## WRITTEN INSTRUCTION:
What follows is a set of records; repeat all of them exactly.

## RECORDS SUPPLIED:
* * * *

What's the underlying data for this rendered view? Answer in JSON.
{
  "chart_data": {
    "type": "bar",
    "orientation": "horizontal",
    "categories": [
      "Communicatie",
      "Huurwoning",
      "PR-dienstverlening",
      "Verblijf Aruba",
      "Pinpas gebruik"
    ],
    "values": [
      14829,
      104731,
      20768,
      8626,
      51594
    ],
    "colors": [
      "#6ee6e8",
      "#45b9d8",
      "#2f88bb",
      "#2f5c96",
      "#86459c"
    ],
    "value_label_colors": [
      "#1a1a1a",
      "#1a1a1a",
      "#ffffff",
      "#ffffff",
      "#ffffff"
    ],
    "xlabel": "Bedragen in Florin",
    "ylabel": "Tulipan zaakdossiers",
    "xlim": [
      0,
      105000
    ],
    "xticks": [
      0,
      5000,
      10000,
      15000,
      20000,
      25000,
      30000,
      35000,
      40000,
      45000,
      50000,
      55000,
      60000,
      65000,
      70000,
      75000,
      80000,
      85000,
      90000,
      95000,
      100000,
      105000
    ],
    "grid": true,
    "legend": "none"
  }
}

* * * *

## TASK RESULT:
What's the underlying data for this rendered view? Answer in JSON.
{
  "chart_data": {
    "type": "bar",
    "orientation": "horizontal",
    "categories": [
      "Communicatie",
      "Huurwoning",
      "PR-dienstverlening",
      "Verblijf Aruba",
      "Pinpas gebruik"
    ],
    "values": [
      14829,
      104731,
      20768,
      8626,
      51594
    ],
    "colors": [
      "#6ee6e8",
      "#45b9d8",
      "#2f88bb",
      "#2f5c96",
      "#86459c"
    ],
    "value_label_colors": [
      "#1a1a1a",
      "#1a1a1a",
      "#ffffff",
      "#ffffff",
      "#ffffff"
    ],
    "xlabel": "Bedragen in Florin",
    "ylabel": "Tulipan zaakdossiers",
    "xlim": [
      0,
      105000
    ],
    "xticks": [
      0,
      5000,
      10000,
      15000,
      20000,
      25000,
      30000,
      35000,
      40000,
      45000,
      50000,
      55000,
      60000,
      65000,
      70000,
      75000,
      80000,
      85000,
      90000,
      95000,
      100000,
      105000
    ],
    "grid": true,
    "legend": "none"
  }
}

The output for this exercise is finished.